Dataset excerpts
══════

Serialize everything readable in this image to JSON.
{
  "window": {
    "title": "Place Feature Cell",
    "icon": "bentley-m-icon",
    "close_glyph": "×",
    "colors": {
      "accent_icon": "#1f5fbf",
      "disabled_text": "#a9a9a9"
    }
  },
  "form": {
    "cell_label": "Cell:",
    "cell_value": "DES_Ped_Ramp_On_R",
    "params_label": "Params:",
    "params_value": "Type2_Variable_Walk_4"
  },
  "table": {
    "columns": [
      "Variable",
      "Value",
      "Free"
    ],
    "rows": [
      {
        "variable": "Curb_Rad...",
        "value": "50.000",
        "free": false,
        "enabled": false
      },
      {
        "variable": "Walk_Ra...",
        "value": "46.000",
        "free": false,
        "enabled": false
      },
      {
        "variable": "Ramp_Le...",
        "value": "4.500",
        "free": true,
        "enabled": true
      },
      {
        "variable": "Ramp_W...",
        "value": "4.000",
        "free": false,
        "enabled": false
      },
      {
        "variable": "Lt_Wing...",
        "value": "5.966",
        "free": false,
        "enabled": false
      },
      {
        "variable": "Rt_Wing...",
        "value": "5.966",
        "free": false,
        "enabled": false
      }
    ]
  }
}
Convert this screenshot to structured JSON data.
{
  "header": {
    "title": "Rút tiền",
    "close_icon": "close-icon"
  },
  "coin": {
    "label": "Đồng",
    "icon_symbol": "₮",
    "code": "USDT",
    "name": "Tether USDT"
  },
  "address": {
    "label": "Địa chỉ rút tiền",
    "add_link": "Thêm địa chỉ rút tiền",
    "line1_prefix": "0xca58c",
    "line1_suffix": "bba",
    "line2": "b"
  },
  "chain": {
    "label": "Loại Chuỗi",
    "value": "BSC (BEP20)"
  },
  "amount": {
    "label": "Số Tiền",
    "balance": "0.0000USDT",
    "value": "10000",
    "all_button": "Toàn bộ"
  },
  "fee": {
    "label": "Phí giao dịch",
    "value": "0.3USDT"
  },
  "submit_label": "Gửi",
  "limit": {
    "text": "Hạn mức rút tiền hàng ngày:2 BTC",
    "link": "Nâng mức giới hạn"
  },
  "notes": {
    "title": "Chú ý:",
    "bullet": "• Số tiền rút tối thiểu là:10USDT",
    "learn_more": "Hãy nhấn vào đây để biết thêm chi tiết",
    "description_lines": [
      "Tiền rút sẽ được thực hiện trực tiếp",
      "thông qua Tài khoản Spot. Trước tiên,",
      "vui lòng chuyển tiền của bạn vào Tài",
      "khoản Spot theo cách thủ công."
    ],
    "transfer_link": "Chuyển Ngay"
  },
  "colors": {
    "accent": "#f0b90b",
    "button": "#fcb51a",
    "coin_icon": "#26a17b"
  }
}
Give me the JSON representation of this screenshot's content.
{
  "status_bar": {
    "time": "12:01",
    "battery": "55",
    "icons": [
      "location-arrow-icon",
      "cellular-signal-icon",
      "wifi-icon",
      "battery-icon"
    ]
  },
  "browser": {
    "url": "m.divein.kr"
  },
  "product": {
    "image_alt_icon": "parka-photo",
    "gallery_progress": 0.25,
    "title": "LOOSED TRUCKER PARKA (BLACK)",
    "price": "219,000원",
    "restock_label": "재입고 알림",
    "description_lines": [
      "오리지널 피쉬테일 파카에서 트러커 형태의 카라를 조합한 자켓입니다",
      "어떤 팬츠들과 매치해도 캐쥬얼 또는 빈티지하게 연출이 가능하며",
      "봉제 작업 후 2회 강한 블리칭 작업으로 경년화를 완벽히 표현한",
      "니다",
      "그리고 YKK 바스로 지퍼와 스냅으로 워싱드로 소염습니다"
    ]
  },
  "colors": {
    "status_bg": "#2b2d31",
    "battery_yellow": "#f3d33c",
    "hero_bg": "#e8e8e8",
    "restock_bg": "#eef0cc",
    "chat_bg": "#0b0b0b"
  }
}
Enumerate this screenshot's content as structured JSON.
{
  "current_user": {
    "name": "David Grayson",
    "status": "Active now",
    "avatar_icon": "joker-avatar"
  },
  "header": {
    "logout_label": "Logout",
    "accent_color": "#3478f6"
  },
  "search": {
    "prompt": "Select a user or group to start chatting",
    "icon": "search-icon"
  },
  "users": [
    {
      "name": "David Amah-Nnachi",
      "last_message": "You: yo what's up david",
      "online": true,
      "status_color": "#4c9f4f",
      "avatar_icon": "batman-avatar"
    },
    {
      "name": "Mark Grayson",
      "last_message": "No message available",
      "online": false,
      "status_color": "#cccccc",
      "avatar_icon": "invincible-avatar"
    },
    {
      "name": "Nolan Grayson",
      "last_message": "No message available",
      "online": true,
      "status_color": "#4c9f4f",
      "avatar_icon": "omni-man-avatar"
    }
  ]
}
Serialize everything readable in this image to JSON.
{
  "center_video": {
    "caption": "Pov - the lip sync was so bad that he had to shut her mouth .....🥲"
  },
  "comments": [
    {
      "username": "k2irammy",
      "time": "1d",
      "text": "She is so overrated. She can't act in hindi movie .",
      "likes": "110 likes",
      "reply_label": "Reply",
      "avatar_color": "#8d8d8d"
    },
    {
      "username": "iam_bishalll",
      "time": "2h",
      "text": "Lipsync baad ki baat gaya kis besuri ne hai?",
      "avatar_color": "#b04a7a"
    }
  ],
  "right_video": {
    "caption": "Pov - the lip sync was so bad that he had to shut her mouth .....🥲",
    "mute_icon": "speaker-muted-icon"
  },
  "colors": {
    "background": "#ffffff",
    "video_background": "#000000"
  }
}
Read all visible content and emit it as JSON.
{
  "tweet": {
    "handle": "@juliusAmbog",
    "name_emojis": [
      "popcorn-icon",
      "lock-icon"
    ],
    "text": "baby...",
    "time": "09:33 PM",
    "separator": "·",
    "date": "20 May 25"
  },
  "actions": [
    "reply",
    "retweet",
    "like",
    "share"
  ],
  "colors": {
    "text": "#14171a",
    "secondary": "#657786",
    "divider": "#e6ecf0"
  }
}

══════

**TASK DESCRIPTION:** Copy exactly, word for word, the line with "Read all visible content and emit it as JSON." through the final line of the listing.

**THE RESPONSE:**
Read all visible content and emit it as JSON.
{
  "tweet": {
    "handle": "@juliusAmbog",
    "name_emojis": [
      "popcorn-icon",
      "lock-icon"
    ],
    "text": "baby...",
    "time": "09:33 PM",
    "separator": "·",
    "date": "20 May 25"
  },
  "actions": [
    "reply",
    "retweet",
    "like",
    "share"
  ],
  "colors": {
    "text": "#14171a",
    "secondary": "#657786",
    "divider": "#e6ecf0"
  }
}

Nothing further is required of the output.